### Set task
Every record must be repeated exactly, with no omission.

### Dataset content

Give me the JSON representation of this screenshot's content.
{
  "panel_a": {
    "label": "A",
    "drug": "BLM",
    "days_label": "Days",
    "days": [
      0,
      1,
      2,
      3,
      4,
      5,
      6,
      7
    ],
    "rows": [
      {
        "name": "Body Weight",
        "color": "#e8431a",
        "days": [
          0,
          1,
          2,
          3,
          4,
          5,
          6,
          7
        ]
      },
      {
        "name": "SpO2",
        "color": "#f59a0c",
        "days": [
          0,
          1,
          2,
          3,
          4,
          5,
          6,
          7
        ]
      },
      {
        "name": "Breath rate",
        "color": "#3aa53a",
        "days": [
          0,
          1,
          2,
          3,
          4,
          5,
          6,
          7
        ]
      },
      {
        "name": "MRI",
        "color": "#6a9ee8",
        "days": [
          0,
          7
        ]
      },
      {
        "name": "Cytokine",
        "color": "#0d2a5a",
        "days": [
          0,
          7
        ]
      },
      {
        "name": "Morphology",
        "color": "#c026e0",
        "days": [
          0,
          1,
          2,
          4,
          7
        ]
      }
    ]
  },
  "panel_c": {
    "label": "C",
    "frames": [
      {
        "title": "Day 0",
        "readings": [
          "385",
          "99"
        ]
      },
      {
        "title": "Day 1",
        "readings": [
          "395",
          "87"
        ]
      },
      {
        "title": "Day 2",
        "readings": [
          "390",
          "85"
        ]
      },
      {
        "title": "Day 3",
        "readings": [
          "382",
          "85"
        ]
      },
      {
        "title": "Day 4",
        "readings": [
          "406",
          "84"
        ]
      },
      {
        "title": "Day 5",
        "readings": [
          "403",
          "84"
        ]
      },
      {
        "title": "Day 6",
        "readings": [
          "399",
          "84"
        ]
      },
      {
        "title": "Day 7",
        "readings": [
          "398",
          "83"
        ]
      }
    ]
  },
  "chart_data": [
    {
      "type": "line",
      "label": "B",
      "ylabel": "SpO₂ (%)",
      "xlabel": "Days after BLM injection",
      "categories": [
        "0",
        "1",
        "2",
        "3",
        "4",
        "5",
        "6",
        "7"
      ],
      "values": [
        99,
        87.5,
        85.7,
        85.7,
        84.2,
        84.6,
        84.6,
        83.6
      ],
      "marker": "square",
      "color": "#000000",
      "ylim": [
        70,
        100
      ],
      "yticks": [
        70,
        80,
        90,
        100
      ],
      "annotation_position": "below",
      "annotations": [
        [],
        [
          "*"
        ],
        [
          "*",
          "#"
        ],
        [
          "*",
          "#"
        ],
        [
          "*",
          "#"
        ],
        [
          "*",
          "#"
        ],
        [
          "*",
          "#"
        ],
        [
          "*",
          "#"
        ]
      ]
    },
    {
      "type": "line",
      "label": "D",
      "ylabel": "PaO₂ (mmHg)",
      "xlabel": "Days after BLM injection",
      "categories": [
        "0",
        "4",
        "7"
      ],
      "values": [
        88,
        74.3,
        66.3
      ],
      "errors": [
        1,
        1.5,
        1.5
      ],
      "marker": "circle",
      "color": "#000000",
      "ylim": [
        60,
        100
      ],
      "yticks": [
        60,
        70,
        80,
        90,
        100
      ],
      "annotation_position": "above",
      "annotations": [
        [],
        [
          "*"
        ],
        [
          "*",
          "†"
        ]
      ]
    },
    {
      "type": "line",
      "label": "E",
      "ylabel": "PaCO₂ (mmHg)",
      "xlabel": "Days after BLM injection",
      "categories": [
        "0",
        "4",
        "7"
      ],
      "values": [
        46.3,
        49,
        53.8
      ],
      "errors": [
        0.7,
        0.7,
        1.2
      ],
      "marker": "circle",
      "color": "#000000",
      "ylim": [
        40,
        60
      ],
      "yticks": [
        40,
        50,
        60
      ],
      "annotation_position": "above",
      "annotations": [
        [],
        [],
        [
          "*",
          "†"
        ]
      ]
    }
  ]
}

### Exercise solution
Give me the JSON representation of this screenshot's content.
{
  "panel_a": {
    "label": "A",
    "drug": "BLM",
    "days_label": "Days",
    "days": [
      0,
      1,
      2,
      3,
      4,
      5,
      6,
      7
    ],
    "rows": [
      {
        "name": "Body Weight",
        "color": "#e8431a",
        "days": [
          0,
          1,
          2,
          3,
          4,
          5,
          6,
          7
        ]
      },
      {
        "name": "SpO2",
        "color": "#f59a0c",
        "days": [
          0,
          1,
          2,
          3,
          4,
          5,
          6,
          7
        ]
      },
      {
        "name": "Breath rate",
        "color": "#3aa53a",
        "days": [
          0,
          1,
          2,
          3,
          4,
          5,
          6,
          7
        ]
      },
      {
        "name": "MRI",
        "color": "#6a9ee8",
        "days": [
          0,
          7
        ]
      },
      {
        "name": "Cytokine",
        "color": "#0d2a5a",
        "days": [
          0,
          7
        ]
      },
      {
        "name": "Morphology",
        "color": "#c026e0",
        "days": [
          0,
          1,
          2,
          4,
          7
        ]
      }
    ]
  },
  "panel_c": {
    "label": "C",
    "frames": [
      {
        "title": "Day 0",
        "readings": [
          "385",
          "99"
        ]
      },
      {
        "title": "Day 1",
        "readings": [
          "395",
          "87"
        ]
      },
      {
        "title": "Day 2",
        "readings": [
          "390",
          "85"
        ]
      },
      {
        "title": "Day 3",
        "readings": [
          "382",
          "85"
        ]
      },
      {
        "title": "Day 4",
        "readings": [
          "406",
          "84"
        ]
      },
      {
        "title": "Day 5",
        "readings": [
          "403",
          "84"
        ]
      },
      {
        "title": "Day 6",
        "readings": [
          "399",
          "84"
        ]
      },
      {
        "title": "Day 7",
        "readings": [
          "398",
          "83"
        ]
      }
    ]
  },
  "chart_data": [
    {
      "type": "line",
      "label": "B",
      "ylabel": "SpO₂ (%)",
      "xlabel": "Days after BLM injection",
      "categories": [
        "0",
        "1",
        "2",
        "3",
        "4",
        "5",
        "6",
        "7"
      ],
      "values": [
        99,
        87.5,
        85.7,
        85.7,
        84.2,
        84.6,
        84.6,
        83.6
      ],
      "marker": "square",
      "color": "#000000",
      "ylim": [
        70,
        100
      ],
      "yticks": [
        70,
        80,
        90,
        100
      ],
      "annotation_position": "below",
      "annotations": [
        [],
        [
          "*"
        ],
        [
          "*",
          "#"
        ],
        [
          "*",
          "#"
        ],
        [
          "*",
          "#"
        ],
        [
          "*",
          "#"
        ],
        [
          "*",
          "#"
        ],
        [
          "*",
          "#"
        ]
      ]
    },
    {
      "type": "line",
      "label": "D",
      "ylabel": "PaO₂ (mmHg)",
      "xlabel": "Days after BLM injection",
      "categories": [
        "0",
        "4",
        "7"
      ],
      "values": [
        88,
        74.3,
        66.3
      ],
      "errors": [
        1,
        1.5,
        1.5
      ],
      "marker": "circle",
      "color": "#000000",
      "ylim": [
        60,
        100
      ],
      "yticks": [
        60,
        70,
        80,
        90,
        100
      ],
      "annotation_position": "above",
      "annotations": [
        [],
        [
          "*"
        ],
        [
          "*",
          "†"
        ]
      ]
    },
    {
      "type": "line",
      "label": "E",
      "ylabel": "PaCO₂ (mmHg)",
      "xlabel": "Days after BLM injection",
      "categories": [
        "0",
        "4",
        "7"
      ],
      "values": [
        46.3,
        49,
        53.8
      ],
      "errors": [
        0.7,
        0.7,
        1.2
      ],
      "marker": "circle",
      "color": "#000000",
      "ylim": [
        40,
        60
      ],
      "yticks": [
        40,
        50,
        60
      ],
      "annotation_position": "above",
      "annotations": [
        [],
        [],
        [
          "*",
          "†"
        ]
      ]
    }
  ]
}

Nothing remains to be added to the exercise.